— Begin Records for the exercise —

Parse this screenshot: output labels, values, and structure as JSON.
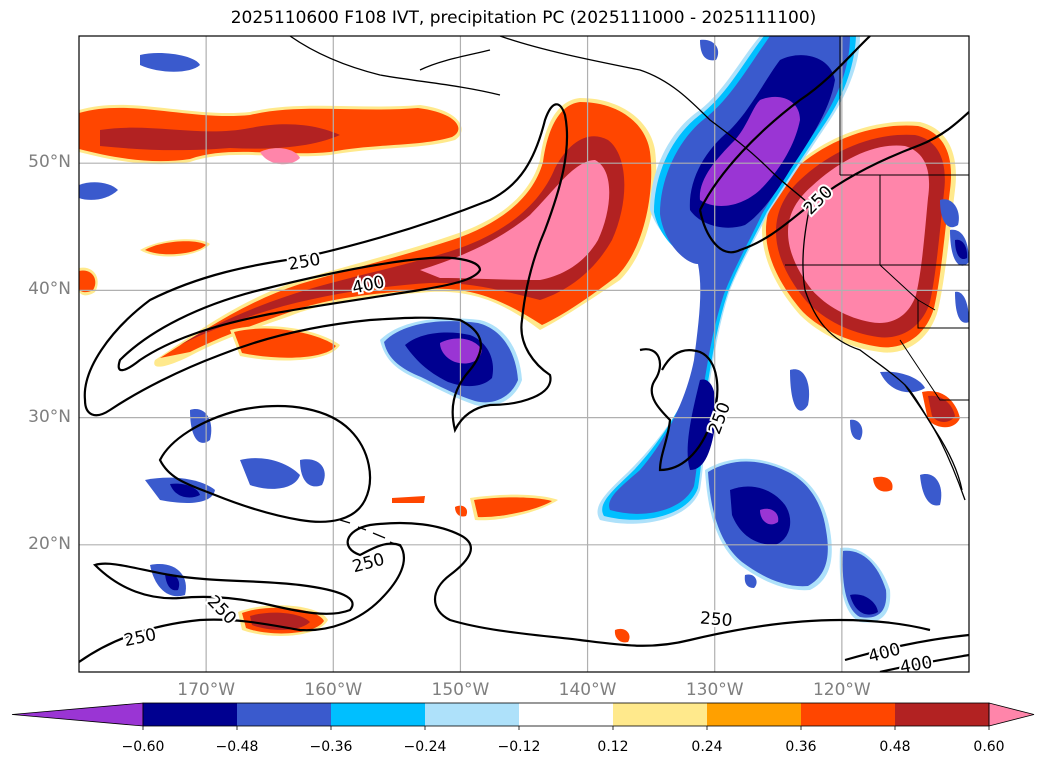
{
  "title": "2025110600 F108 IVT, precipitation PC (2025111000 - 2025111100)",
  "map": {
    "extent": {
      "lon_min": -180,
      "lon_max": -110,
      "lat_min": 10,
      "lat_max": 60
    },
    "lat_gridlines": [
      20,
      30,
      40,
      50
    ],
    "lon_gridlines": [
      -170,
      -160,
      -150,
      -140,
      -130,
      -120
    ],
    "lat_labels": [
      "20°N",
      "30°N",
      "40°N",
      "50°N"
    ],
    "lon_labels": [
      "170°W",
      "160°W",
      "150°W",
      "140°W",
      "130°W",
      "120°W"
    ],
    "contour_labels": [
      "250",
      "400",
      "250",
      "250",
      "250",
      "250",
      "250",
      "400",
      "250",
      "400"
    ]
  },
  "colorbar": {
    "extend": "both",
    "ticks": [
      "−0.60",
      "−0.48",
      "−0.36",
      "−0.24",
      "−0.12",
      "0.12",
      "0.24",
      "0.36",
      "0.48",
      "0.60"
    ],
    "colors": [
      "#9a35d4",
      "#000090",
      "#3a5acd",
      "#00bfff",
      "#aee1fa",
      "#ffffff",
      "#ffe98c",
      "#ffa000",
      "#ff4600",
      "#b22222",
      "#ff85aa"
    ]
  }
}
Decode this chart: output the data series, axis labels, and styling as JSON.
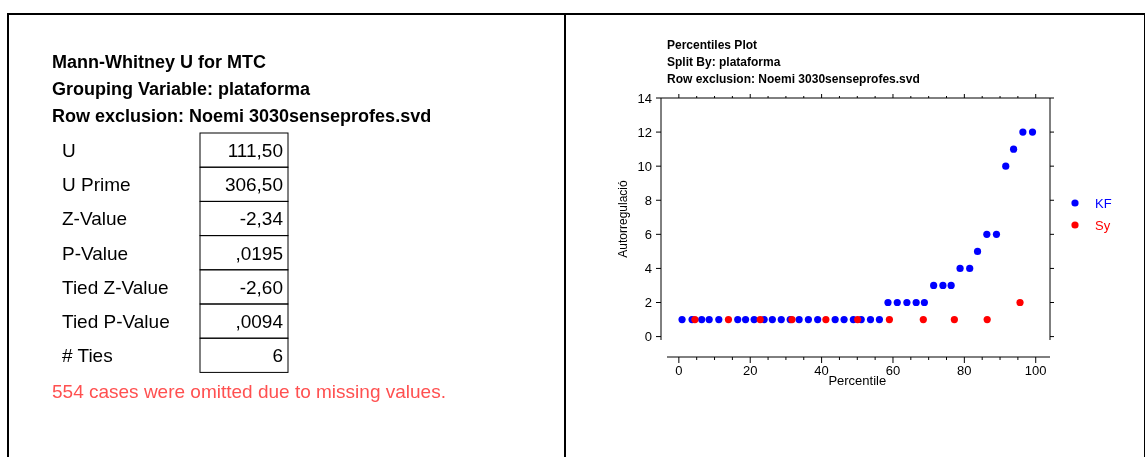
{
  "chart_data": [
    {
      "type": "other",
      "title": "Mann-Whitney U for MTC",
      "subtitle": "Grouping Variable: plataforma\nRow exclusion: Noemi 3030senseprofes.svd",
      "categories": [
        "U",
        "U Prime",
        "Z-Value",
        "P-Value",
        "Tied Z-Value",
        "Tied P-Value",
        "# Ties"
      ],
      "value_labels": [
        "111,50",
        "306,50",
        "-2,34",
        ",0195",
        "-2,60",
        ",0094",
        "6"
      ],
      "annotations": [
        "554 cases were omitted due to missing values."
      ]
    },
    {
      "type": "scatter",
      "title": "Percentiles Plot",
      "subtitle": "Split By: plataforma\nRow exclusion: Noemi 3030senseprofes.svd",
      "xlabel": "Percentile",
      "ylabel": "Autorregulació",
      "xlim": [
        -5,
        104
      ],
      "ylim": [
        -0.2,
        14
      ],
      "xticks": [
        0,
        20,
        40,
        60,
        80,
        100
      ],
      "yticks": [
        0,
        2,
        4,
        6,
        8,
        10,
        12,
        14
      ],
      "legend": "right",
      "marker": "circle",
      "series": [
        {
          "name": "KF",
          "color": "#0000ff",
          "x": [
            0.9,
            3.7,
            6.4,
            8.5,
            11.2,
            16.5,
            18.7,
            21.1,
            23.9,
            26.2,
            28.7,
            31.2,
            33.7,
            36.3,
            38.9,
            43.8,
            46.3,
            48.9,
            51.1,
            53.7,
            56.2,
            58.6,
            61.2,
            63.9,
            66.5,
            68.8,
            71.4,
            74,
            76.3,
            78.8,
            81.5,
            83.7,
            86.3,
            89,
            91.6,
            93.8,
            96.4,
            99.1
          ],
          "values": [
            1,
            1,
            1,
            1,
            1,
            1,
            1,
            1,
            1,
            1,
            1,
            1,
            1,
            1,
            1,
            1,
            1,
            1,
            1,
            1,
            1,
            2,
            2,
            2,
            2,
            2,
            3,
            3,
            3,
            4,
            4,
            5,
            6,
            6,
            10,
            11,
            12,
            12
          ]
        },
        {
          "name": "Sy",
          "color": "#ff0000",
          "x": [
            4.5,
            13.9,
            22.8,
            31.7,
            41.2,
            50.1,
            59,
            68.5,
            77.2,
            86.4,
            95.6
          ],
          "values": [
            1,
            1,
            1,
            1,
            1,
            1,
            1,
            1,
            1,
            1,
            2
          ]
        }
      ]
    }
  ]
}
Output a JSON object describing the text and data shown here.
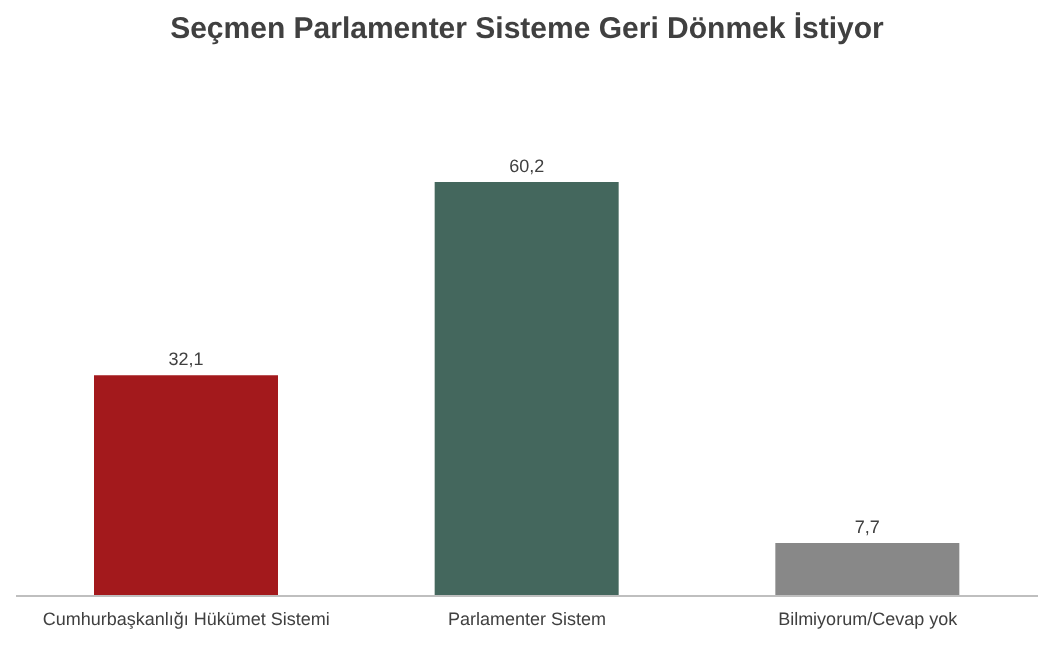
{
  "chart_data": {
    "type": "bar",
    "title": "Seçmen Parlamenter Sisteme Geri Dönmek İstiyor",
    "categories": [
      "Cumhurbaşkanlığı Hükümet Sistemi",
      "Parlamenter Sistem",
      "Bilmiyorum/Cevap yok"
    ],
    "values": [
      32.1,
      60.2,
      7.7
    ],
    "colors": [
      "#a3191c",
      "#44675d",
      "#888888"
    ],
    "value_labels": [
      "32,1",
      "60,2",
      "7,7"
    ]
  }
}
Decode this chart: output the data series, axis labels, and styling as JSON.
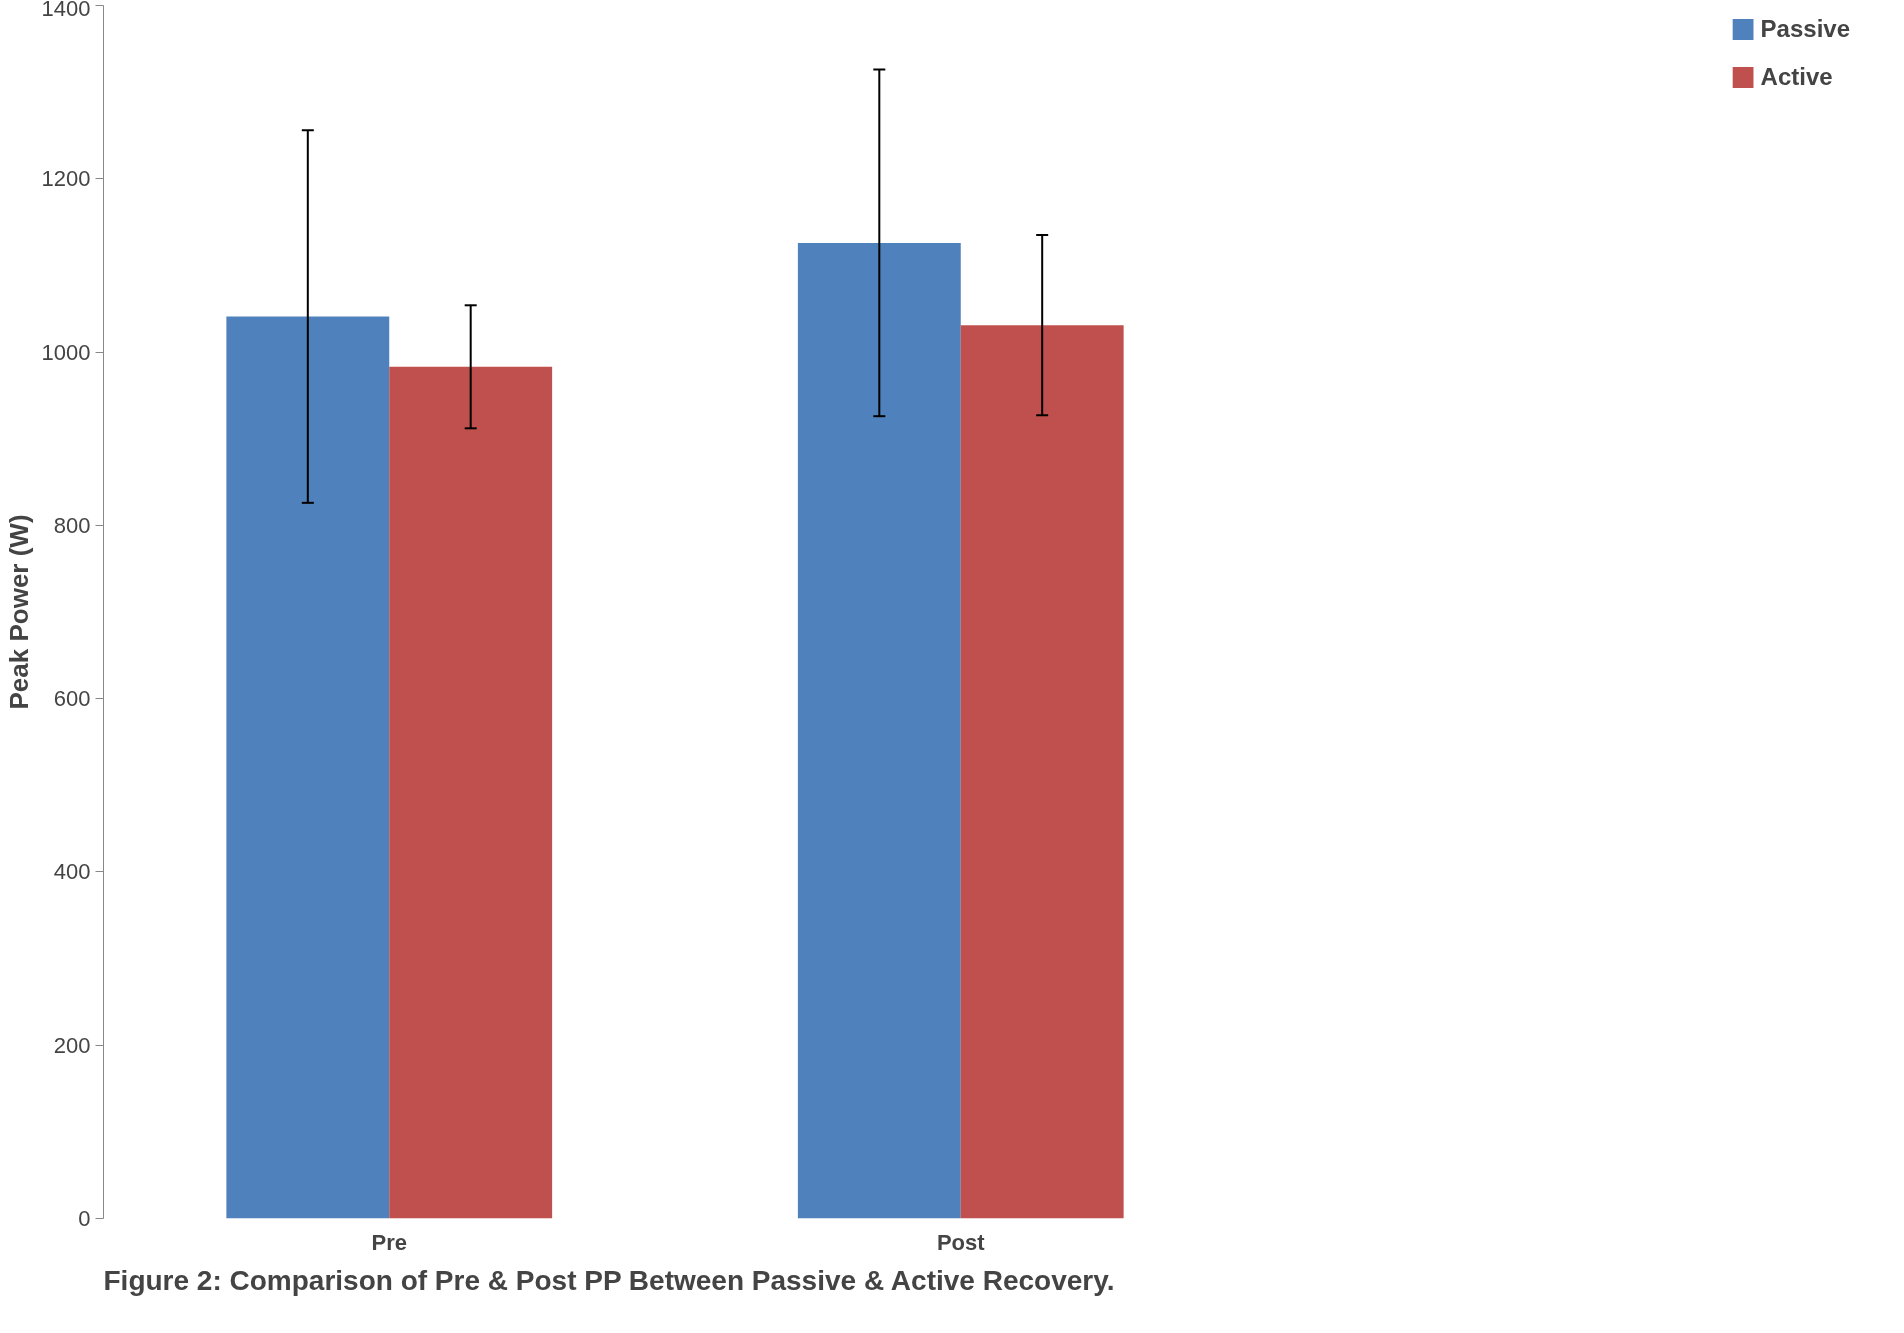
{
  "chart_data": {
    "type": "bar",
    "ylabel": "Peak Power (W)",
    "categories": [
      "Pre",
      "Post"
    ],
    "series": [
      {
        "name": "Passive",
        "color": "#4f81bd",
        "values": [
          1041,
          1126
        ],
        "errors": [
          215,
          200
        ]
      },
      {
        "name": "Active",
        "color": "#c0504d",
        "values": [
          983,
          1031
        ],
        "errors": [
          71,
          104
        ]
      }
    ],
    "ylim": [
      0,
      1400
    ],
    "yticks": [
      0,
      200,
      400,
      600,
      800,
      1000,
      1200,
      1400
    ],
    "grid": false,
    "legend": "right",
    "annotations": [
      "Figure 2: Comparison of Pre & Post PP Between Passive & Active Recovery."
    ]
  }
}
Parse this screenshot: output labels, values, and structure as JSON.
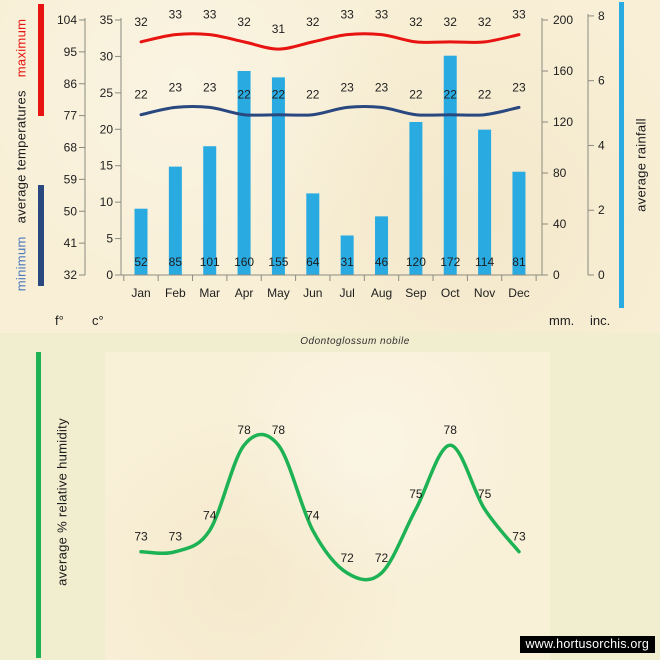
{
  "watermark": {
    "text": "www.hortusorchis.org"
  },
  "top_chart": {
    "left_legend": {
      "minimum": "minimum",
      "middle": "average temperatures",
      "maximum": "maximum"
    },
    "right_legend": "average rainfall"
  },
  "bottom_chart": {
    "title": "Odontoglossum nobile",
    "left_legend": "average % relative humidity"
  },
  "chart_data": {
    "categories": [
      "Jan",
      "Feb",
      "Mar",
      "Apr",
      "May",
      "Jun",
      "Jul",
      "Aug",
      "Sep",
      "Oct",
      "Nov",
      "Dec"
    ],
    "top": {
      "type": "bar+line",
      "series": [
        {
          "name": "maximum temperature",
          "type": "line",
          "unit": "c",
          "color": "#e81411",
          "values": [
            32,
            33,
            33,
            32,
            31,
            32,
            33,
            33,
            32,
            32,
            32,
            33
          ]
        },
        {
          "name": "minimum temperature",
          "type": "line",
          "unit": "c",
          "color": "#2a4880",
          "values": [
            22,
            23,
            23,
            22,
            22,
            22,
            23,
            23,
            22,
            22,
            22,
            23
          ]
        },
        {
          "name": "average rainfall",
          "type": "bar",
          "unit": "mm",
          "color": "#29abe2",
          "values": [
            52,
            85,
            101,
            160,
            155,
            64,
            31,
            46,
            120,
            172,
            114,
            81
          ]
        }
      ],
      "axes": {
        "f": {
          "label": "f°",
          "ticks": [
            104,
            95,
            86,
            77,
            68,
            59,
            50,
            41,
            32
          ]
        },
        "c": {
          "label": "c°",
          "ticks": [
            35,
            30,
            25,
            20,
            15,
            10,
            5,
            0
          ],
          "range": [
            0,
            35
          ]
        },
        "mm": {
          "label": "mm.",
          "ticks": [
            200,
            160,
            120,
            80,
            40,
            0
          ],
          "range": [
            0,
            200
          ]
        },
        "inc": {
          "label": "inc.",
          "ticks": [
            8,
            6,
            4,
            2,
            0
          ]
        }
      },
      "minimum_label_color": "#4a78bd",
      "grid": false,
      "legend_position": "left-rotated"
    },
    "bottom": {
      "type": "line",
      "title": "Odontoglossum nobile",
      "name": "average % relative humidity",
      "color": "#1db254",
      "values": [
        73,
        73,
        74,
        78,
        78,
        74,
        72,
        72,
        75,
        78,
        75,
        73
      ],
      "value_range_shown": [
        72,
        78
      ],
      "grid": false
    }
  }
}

— End Records for the exercise —

Your task is to repeat the data above exactly while excluding the pictures.

[Complete response]
Parse this screenshot: output labels, values, and structure as JSON.
{
  "title": "2025110600 F108 IVT, precipitation PC (2025111000 - 2025111100)",
  "map": {
    "extent": {
      "lon_min": -180,
      "lon_max": -110,
      "lat_min": 10,
      "lat_max": 60
    },
    "lat_gridlines": [
      20,
      30,
      40,
      50
    ],
    "lon_gridlines": [
      -170,
      -160,
      -150,
      -140,
      -130,
      -120
    ],
    "lat_labels": [
      "20°N",
      "30°N",
      "40°N",
      "50°N"
    ],
    "lon_labels": [
      "170°W",
      "160°W",
      "150°W",
      "140°W",
      "130°W",
      "120°W"
    ],
    "contour_labels": [
      "250",
      "400",
      "250",
      "250",
      "250",
      "250",
      "250",
      "400",
      "250",
      "400"
    ]
  },
  "colorbar": {
    "extend": "both",
    "ticks": [
      "−0.60",
      "−0.48",
      "−0.36",
      "−0.24",
      "−0.12",
      "0.12",
      "0.24",
      "0.36",
      "0.48",
      "0.60"
    ],
    "colors": [
      "#9a35d4",
      "#000090",
      "#3a5acd",
      "#00bfff",
      "#aee1fa",
      "#ffffff",
      "#ffe98c",
      "#ffa000",
      "#ff4600",
      "#b22222",
      "#ff85aa"
    ]
  }
}
Decode this chart: output the data series, axis labels, and styling as JSON.
{
  "chart_data": [
    {
      "type": "other",
      "title": "Mann-Whitney U for MTC",
      "subtitle": "Grouping Variable: plataforma\nRow exclusion: Noemi 3030senseprofes.svd",
      "categories": [
        "U",
        "U Prime",
        "Z-Value",
        "P-Value",
        "Tied Z-Value",
        "Tied P-Value",
        "# Ties"
      ],
      "value_labels": [
        "111,50",
        "306,50",
        "-2,34",
        ",0195",
        "-2,60",
        ",0094",
        "6"
      ],
      "annotations": [
        "554 cases were omitted due to missing values."
      ]
    },
    {
      "type": "scatter",
      "title": "Percentiles Plot",
      "subtitle": "Split By: plataforma\nRow exclusion: Noemi 3030senseprofes.svd",
      "xlabel": "Percentile",
      "ylabel": "Autorregulació",
      "xlim": [
        -5,
        104
      ],
      "ylim": [
        -0.2,
        14
      ],
      "xticks": [
        0,
        20,
        40,
        60,
        80,
        100
      ],
      "yticks": [
        0,
        2,
        4,
        6,
        8,
        10,
        12,
        14
      ],
      "legend": "right",
      "marker": "circle",
      "series": [
        {
          "name": "KF",
          "color": "#0000ff",
          "x": [
            0.9,
            3.7,
            6.4,
            8.5,
            11.2,
            16.5,
            18.7,
            21.1,
            23.9,
            26.2,
            28.7,
            31.2,
            33.7,
            36.3,
            38.9,
            43.8,
            46.3,
            48.9,
            51.1,
            53.7,
            56.2,
            58.6,
            61.2,
            63.9,
            66.5,
            68.8,
            71.4,
            74,
            76.3,
            78.8,
            81.5,
            83.7,
            86.3,
            89,
            91.6,
            93.8,
            96.4,
            99.1
          ],
          "values": [
            1,
            1,
            1,
            1,
            1,
            1,
            1,
            1,
            1,
            1,
            1,
            1,
            1,
            1,
            1,
            1,
            1,
            1,
            1,
            1,
            1,
            2,
            2,
            2,
            2,
            2,
            3,
            3,
            3,
            4,
            4,
            5,
            6,
            6,
            10,
            11,
            12,
            12
          ]
        },
        {
          "name": "Sy",
          "color": "#ff0000",
          "x": [
            4.5,
            13.9,
            22.8,
            31.7,
            41.2,
            50.1,
            59,
            68.5,
            77.2,
            86.4,
            95.6
          ],
          "values": [
            1,
            1,
            1,
            1,
            1,
            1,
            1,
            1,
            1,
            1,
            2
          ]
        }
      ]
    }
  ]
}
Output a JSON object describing the text and data shown here.
{
  "chart_data": {
    "type": "bar",
    "title": "Seçmen Parlamenter Sisteme Geri Dönmek İstiyor",
    "categories": [
      "Cumhurbaşkanlığı Hükümet Sistemi",
      "Parlamenter Sistem",
      "Bilmiyorum/Cevap yok"
    ],
    "values": [
      32.1,
      60.2,
      7.7
    ],
    "colors": [
      "#a3191c",
      "#44675d",
      "#888888"
    ],
    "value_labels": [
      "32,1",
      "60,2",
      "7,7"
    ]
  }
}
Decode this chart: output the data series, axis labels, and styling as JSON.
{
  "chart_data": {
    "type": "bar",
    "ylabel": "Peak Power (W)",
    "categories": [
      "Pre",
      "Post"
    ],
    "series": [
      {
        "name": "Passive",
        "color": "#4f81bd",
        "values": [
          1041,
          1126
        ],
        "errors": [
          215,
          200
        ]
      },
      {
        "name": "Active",
        "color": "#c0504d",
        "values": [
          983,
          1031
        ],
        "errors": [
          71,
          104
        ]
      }
    ],
    "ylim": [
      0,
      1400
    ],
    "yticks": [
      0,
      200,
      400,
      600,
      800,
      1000,
      1200,
      1400
    ],
    "grid": false,
    "legend": "right",
    "annotations": [
      "Figure 2: Comparison of Pre & Post PP Between Passive & Active Recovery."
    ]
  }
}
Parse this screenshot: output labels, values, and structure as JSON.
{
  "watermark": {
    "text": "www.hortusorchis.org"
  },
  "top_chart": {
    "left_legend": {
      "minimum": "minimum",
      "middle": "average temperatures",
      "maximum": "maximum"
    },
    "right_legend": "average rainfall"
  },
  "bottom_chart": {
    "title": "Odontoglossum nobile",
    "left_legend": "average % relative humidity"
  },
  "chart_data": {
    "categories": [
      "Jan",
      "Feb",
      "Mar",
      "Apr",
      "May",
      "Jun",
      "Jul",
      "Aug",
      "Sep",
      "Oct",
      "Nov",
      "Dec"
    ],
    "top": {
      "type": "bar+line",
      "series": [
        {
          "name": "maximum temperature",
          "type": "line",
          "unit": "c",
          "color": "#e81411",
          "values": [
            32,
            33,
            33,
            32,
            31,
            32,
            33,
            33,
            32,
            32,
            32,
            33
          ]
        },
        {
          "name": "minimum temperature",
          "type": "line",
          "unit": "c",
          "color": "#2a4880",
          "values": [
            22,
            23,
            23,
            22,
            22,
            22,
            23,
            23,
            22,
            22,
            22,
            23
          ]
        },
        {
          "name": "average rainfall",
          "type": "bar",
          "unit": "mm",
          "color": "#29abe2",
          "values": [
            52,
            85,
            101,
            160,
            155,
            64,
            31,
            46,
            120,
            172,
            114,
            81
          ]
        }
      ],
      "axes": {
        "f": {
          "label": "f°",
          "ticks": [
            104,
            95,
            86,
            77,
            68,
            59,
            50,
            41,
            32
          ]
        },
        "c": {
          "label": "c°",
          "ticks": [
            35,
            30,
            25,
            20,
            15,
            10,
            5,
            0
          ],
          "range": [
            0,
            35
          ]
        },
        "mm": {
          "label": "mm.",
          "ticks": [
            200,
            160,
            120,
            80,
            40,
            0
          ],
          "range": [
            0,
            200
          ]
        },
        "inc": {
          "label": "inc.",
          "ticks": [
            8,
            6,
            4,
            2,
            0
          ]
        }
      },
      "minimum_label_color": "#4a78bd",
      "grid": false,
      "legend_position": "left-rotated"
    },
    "bottom": {
      "type": "line",
      "title": "Odontoglossum nobile",
      "name": "average % relative humidity",
      "color": "#1db254",
      "values": [
        73,
        73,
        74,
        78,
        78,
        74,
        72,
        72,
        75,
        78,
        75,
        73
      ],
      "value_range_shown": [
        72,
        78
      ],
      "grid": false
    }
  }
}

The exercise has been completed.